>> START Input for this task
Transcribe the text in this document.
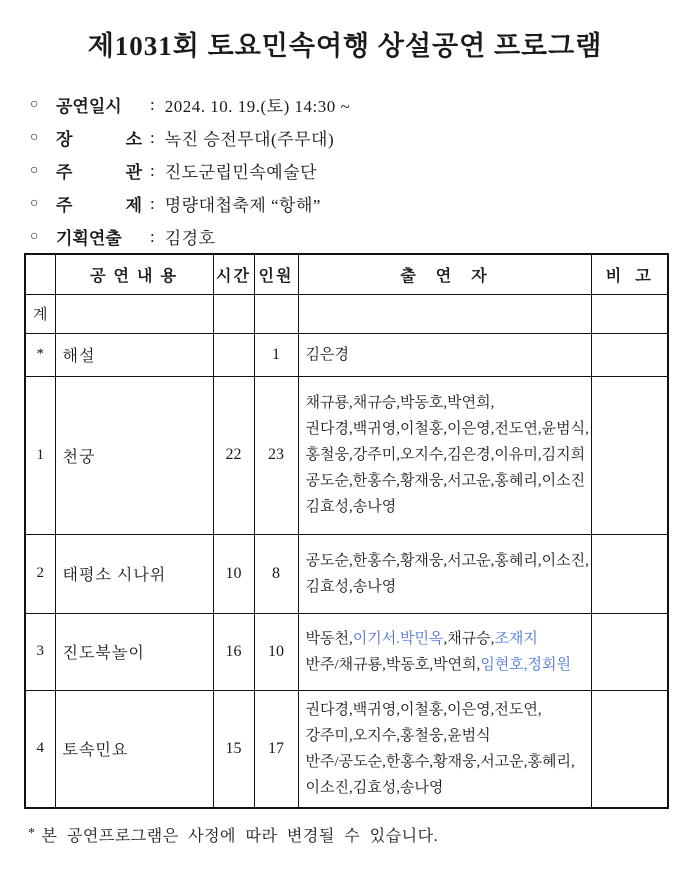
제1031회 토요민속여행 상설공연 프로그램
○	공연일시	: 2024. 10. 19.(토) 14:30 ~
○	장 소 : 녹진 승전무대(주무대)
○	주 관 : 진도군립민속예술단
○	주 제 : 명량대첩축제 “항해”
○	기획연출	: 김경호
	공 연 내 용	시간	인원	출   연   자	비  고
계					
*	해설		1	김은경	

1	천궁	22	23	채규룡,채규승,박동호,박연희,
권다경,백귀영,이철홍,이은영,전도연,윤범식,
홍철웅,강주미,오지수,김은경,이유미,김지희
공도순,한홍수,황재웅,서고운,홍혜리,이소진
김효성,송나영	

2	태평소 시나위	10	8	공도순,한홍수,황재웅,서고운,홍혜리,이소진,
김효성,송나영	

3	진도북놀이	16	10	박동천,이기서.박민옥,채규승,조재지
반주/채규룡,박동호,박연희,임현호,정회원	

4	토속민요	15	17	권다경,백귀영,이철홍,이은영,전도연,
강주미,오지수,홍철웅,윤범식
반주/공도순,한홍수,황재웅,서고운,홍혜리,
이소진,김효성,송나영	

* 본 공연프로그램은 사정에 따라 변경될 수 있습니다.
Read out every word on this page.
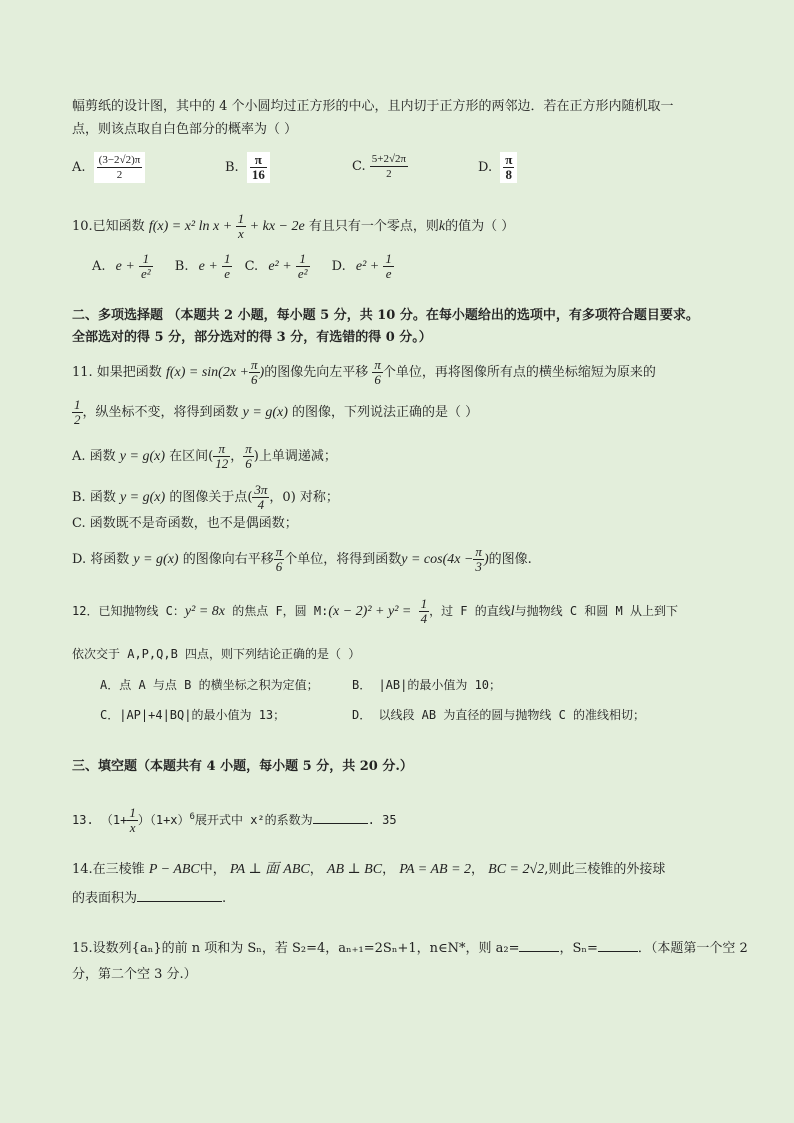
幅剪纸的设计图，其中的 4 个小圆均过正方形的中心，且内切于正方形的两邻边．若在正方形内随机取一
点，则该点取自白色部分的概率为（ ）
A. $\frac{(3-2√2)\pi}{2}$	B. $\frac{\pi}{16}$	C. $\frac{5+2√2\pi}{2}$	D. $\frac{\pi}{8}$
10.已知函数 f(x) = x² $\ln x + \frac{1}{x}$ + kx − 2e 有且只有一个零点，则k的值为（ ）
A. $e + \frac{1}{\text{e²}} B$. $e + \frac{1}{e} C$. $e^2 + \frac{1}{\text{e²}} D$. $e^2 + \frac{1}{e}$
二、多项选择题 （本题共 2 小题，每小题 5 分，共 10 分。在每小题给出的选项中，有多项符合题目要求。
全部选对的得 5 分，部分选对的得 3 分，有选错的得 0 分。）
11. 如果把函数 $f(x) = \sin(2x + \frac{\pi}{6}$ )的图像先向左平移 $\frac{\pi}{6}$ 个单位，再将图像所有点的横坐标缩短为原来的
$\frac{1}{2}$ ，纵坐标不变，将得到函数 y = g(x) 的图像，下列说法正确的是（ ）
A. 函数 y = g(x) 在区间( $\frac{\pi}{12}$ ， $\frac{\pi}{6}$ )上单调递减；
B. 函数 y = g(x) 的图像关于点( $\frac{3\pi}{4}$ ，0) 对称；
C. 函数既不是奇函数，也不是偶函数；
D. 将函数 y = g(x) 的图像向右平移 $\frac{\pi}{6}$ 个单位，将得到函数$y = \cos(4x - \frac{\pi}{3}$ )的图像.
12．已知抛物线 C：y² = 8x 的焦点 F，圆 M:(x − $2)^2 + y^2 = \frac{1}{4}$ ，过 F 的直线l与抛物线 C 和圆 M 从上到下
依次交于 A,P,Q,B 四点，则下列结论正确的是（ ）
A．点 A 与点 B 的横坐标之积为定值；	B． |AB|的最小值为 10；
C．|AP|+4|BQ|的最小值为 13；	D． 以线段 AB 为直径的圆与抛物线 C 的准线相切；
三、填空题（本题共有 4 小题，每小题 5 分，共 20 分.）
13. $(1+ \frac{1}{x} )(1+x)^6$展开式中 x²的系数为	. 35
14.在三棱锥 P − ABC中， PA ⊥ 面 ABC， AB ⊥ BC， PA = AB = 2， BC = 2√2,则此三棱锥的外接球
的表面积为	.
15.设数列{aₙ}的前 n 项和为 Sₙ，若 S₂=4，aₙ₊₁=2Sₙ+1，n∈N*，则 a₂=	，Sₙ=	．（本题第一个空 2
分，第二个空 3 分.）
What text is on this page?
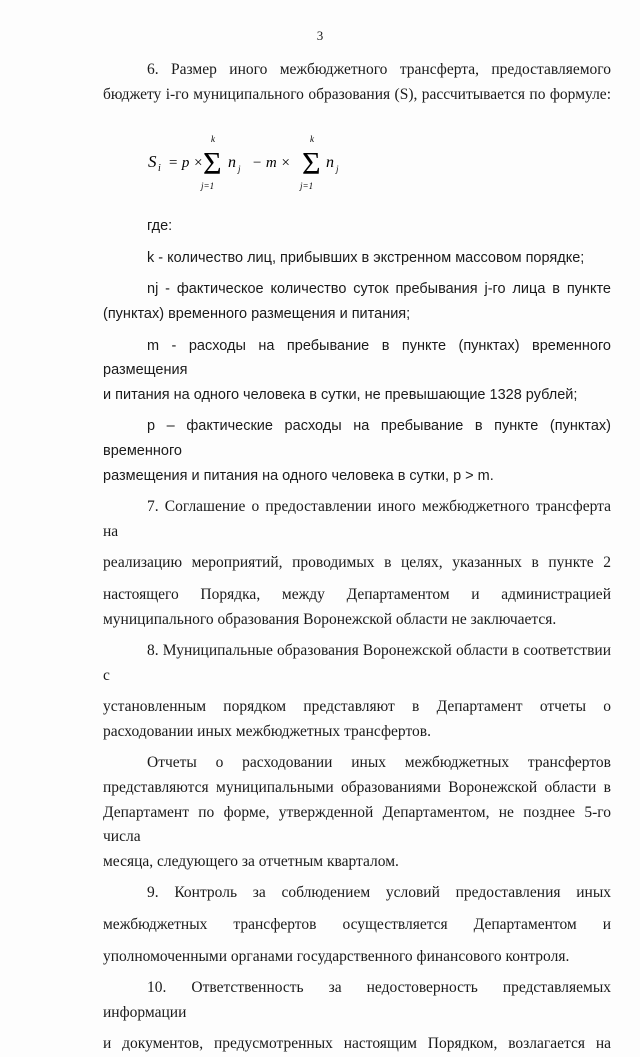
3

6. Размер иного межбюджетного трансферта, предоставляемого

бюджету i-го муниципального образования (S), рассчитывается по формуле:

где:

k - количество лиц, прибывших в экстренном массовом порядке;

nj - фактическое количество суток пребывания j-го лица в пункте

(пунктах) временного размещения и питания;

m - расходы на пребывание в пункте (пунктах) временного размещения

и питания на одного человека в сутки, не превышающие 1328 рублей;

p – фактические расходы на пребывание в пункте (пунктах) временного

размещения и питания на одного человека в сутки, p > m.

7. Соглашение о предоставлении иного межбюджетного трансферта на

реализацию мероприятий, проводимых в целях, указанных в пункте 2

настоящего Порядка, между Департаментом и администрацией

муниципального образования Воронежской области не заключается.

8. Муниципальные образования Воронежской области в соответствии с

установленным порядком представляют в Департамент отчеты о

расходовании иных межбюджетных трансфертов.

Отчеты о расходовании иных межбюджетных трансфертов

представляются муниципальными образованиями Воронежской области в

Департамент по форме, утвержденной Департаментом, не позднее 5-го числа

месяца, следующего за отчетным кварталом.

9. Контроль за соблюдением условий предоставления иных

межбюджетных трансфертов осуществляется Департаментом и

уполномоченными органами государственного финансового контроля.

10. Ответственность за недостоверность представляемых информации

и документов, предусмотренных настоящим Порядком, возлагается на

S i = p ×
k
Σ
j=1
n j − m ×
k
Σ
j=1
n j
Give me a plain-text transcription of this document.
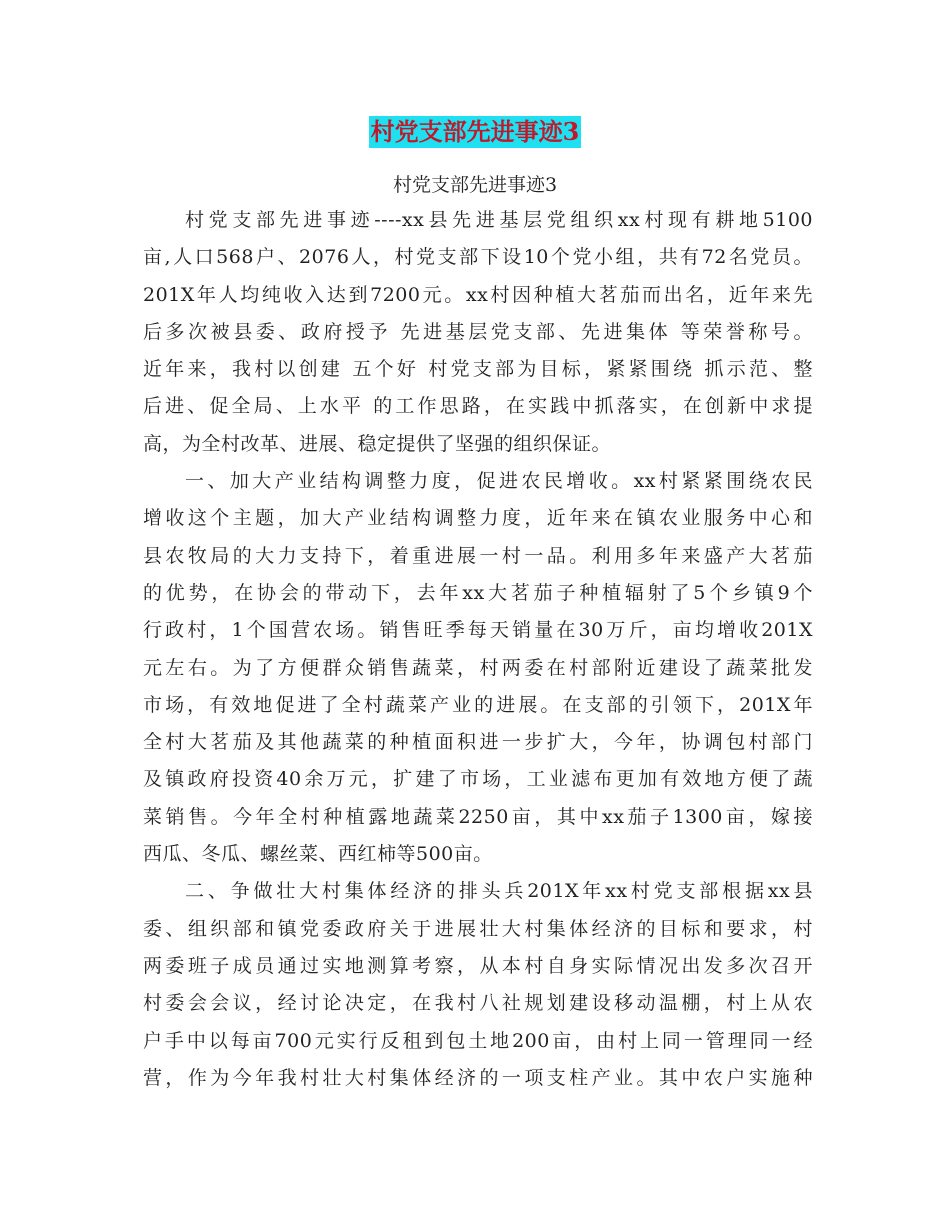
村党支部先进事迹3

村党支部先进事迹3

村党支部先进事迹----xx县先进基层党组织xx村现有耕地5100
亩,人口568户、2076人，村党支部下设10个党小组，共有72名党员。
201X年人均纯收入达到7200元。xx村因种植大茗茄而出名，近年来先
后多次被县委、政府授予 先进基层党支部、先进集体 等荣誉称号。
近年来，我村以创建 五个好 村党支部为目标，紧紧围绕 抓示范、整
后进、促全局、上水平 的工作思路，在实践中抓落实，在创新中求提
高，为全村改革、进展、稳定提供了坚强的组织保证。
一、加大产业结构调整力度，促进农民增收。xx村紧紧围绕农民
增收这个主题，加大产业结构调整力度，近年来在镇农业服务中心和
县农牧局的大力支持下，着重进展一村一品。利用多年来盛产大茗茄
的优势，在协会的带动下，去年xx大茗茄子种植辐射了5个乡镇9个
行政村，1个国营农场。销售旺季每天销量在30万斤，亩均增收201X
元左右。为了方便群众销售蔬菜，村两委在村部附近建设了蔬菜批发
市场，有效地促进了全村蔬菜产业的进展。在支部的引领下，201X年
全村大茗茄及其他蔬菜的种植面积进一步扩大，今年，协调包村部门
及镇政府投资40余万元，扩建了市场，工业滤布更加有效地方便了蔬
菜销售。今年全村种植露地蔬菜2250亩，其中xx茄子1300亩，嫁接
西瓜、冬瓜、螺丝菜、西红柿等500亩。
二、争做壮大村集体经济的排头兵201X年xx村党支部根据xx县
委、组织部和镇党委政府关于进展壮大村集体经济的目标和要求，村
两委班子成员通过实地测算考察，从本村自身实际情况出发多次召开
村委会会议，经讨论决定，在我村八社规划建设移动温棚，村上从农
户手中以每亩700元实行反租到包土地200亩，由村上同一管理同一经
营，作为今年我村壮大村集体经济的一项支柱产业。其中农户实施种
>> END Input for this task
- **Set problem**
Go through the listing above line by line and say how many lines hold the word "的最小值为". Reply with that number only.

- **Response to this exercise**
2